Dataset items
═══
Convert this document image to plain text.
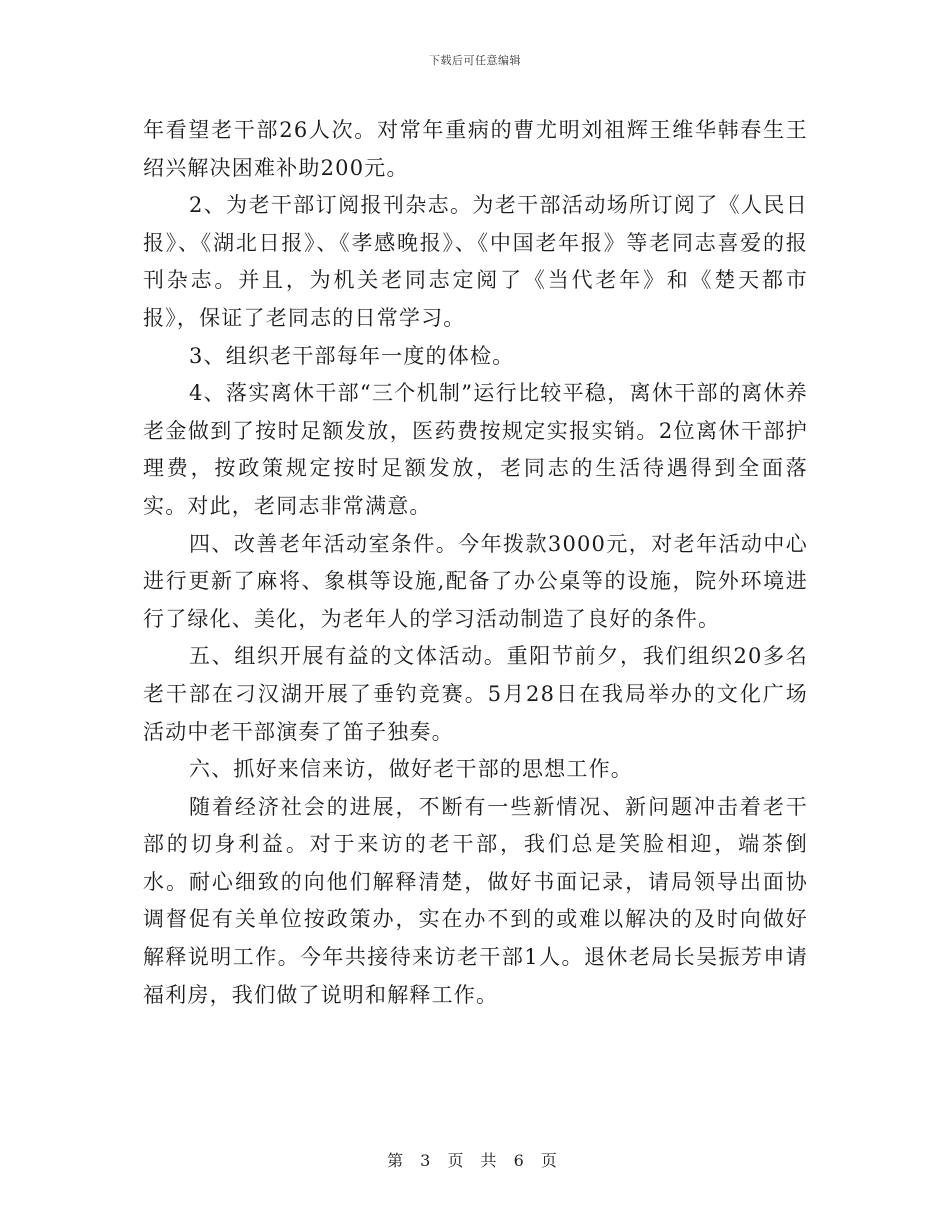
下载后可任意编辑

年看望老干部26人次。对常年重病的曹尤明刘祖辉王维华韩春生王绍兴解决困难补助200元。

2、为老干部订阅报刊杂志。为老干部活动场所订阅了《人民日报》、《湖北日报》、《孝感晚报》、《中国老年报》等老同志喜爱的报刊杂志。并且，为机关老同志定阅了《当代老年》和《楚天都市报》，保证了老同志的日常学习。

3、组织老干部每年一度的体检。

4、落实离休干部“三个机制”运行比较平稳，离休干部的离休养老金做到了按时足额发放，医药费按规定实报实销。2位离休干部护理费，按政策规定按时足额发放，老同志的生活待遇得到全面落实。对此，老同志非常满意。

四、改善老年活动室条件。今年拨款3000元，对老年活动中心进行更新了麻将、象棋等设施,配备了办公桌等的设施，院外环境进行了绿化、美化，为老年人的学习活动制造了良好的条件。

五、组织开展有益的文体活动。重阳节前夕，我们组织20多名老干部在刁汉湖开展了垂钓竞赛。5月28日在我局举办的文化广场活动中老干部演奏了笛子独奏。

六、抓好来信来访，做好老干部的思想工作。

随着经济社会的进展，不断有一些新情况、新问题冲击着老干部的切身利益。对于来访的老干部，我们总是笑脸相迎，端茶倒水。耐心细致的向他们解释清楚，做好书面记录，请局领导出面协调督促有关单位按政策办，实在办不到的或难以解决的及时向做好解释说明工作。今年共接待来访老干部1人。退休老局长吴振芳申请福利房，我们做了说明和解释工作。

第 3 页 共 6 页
═══
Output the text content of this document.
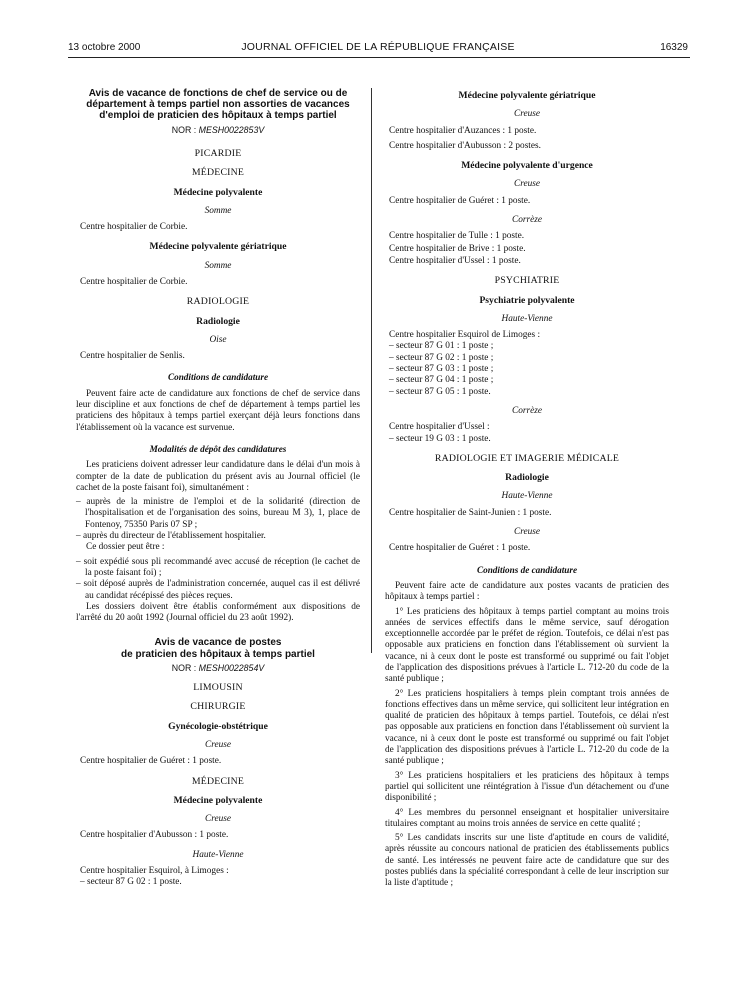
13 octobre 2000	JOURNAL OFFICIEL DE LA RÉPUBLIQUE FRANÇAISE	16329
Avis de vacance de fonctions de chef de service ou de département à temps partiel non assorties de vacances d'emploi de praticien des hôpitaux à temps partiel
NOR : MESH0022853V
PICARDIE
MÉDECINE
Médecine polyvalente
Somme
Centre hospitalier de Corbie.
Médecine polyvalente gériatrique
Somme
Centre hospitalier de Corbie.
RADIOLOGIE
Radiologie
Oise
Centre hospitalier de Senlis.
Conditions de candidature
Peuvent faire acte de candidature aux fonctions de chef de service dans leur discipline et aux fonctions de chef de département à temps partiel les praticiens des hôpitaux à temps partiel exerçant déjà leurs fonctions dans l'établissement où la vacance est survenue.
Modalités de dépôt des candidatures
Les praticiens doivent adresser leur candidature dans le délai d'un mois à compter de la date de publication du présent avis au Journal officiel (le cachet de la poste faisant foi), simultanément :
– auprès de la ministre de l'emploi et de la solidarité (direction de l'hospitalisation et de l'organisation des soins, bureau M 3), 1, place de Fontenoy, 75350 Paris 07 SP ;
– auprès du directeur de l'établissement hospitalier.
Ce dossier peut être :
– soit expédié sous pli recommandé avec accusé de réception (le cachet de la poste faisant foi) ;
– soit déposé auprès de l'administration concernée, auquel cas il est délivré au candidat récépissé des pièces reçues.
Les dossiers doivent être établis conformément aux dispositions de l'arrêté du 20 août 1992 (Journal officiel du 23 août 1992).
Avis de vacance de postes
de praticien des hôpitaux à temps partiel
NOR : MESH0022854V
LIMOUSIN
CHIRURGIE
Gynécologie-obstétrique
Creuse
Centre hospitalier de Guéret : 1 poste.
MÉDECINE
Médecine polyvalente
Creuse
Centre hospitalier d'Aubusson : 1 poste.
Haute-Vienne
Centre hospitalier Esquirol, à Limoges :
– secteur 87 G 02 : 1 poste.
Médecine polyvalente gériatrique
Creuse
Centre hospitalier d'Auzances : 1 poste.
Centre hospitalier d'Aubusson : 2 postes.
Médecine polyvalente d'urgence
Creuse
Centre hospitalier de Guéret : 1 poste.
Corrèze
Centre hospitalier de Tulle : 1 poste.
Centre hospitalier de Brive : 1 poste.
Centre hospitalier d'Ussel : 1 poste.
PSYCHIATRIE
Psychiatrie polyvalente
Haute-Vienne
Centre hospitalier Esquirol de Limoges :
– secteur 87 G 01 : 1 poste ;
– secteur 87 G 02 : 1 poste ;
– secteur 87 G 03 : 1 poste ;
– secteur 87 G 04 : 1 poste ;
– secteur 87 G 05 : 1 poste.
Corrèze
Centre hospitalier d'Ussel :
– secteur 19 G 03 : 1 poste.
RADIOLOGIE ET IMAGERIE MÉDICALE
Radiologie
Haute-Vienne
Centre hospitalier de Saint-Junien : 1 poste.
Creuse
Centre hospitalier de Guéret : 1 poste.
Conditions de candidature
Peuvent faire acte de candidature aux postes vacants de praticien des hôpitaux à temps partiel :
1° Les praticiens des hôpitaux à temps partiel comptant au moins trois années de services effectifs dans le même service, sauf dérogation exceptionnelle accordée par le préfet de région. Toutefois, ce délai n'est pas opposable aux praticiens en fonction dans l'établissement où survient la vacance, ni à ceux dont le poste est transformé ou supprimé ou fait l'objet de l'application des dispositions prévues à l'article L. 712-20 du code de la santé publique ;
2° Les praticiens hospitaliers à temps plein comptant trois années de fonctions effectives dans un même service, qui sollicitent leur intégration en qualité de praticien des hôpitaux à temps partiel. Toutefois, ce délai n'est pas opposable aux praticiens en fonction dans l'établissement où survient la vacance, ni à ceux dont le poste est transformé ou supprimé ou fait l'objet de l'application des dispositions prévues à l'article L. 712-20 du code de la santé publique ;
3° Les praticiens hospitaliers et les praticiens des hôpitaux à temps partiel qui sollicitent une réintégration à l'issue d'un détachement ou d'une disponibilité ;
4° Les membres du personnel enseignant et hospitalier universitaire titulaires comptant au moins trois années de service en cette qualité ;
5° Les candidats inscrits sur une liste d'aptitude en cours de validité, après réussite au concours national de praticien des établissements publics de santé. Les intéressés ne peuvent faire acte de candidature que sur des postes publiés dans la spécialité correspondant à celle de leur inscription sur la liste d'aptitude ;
═══
● **TASK TO COMPLETE**: Locate the lines above that contain "département" and copy them.

● **WRITTEN SOLUTION**:
Avis de vacance de fonctions de chef de service ou de département à temps partiel non assorties de vacances d'emploi de praticien des hôpitaux à temps partiel
Peuvent faire acte de candidature aux fonctions de chef de service dans leur discipline et aux fonctions de chef de département à temps partiel les praticiens des hôpitaux à temps partiel exerçant déjà leurs fonctions dans l'établissement où la vacance est survenue.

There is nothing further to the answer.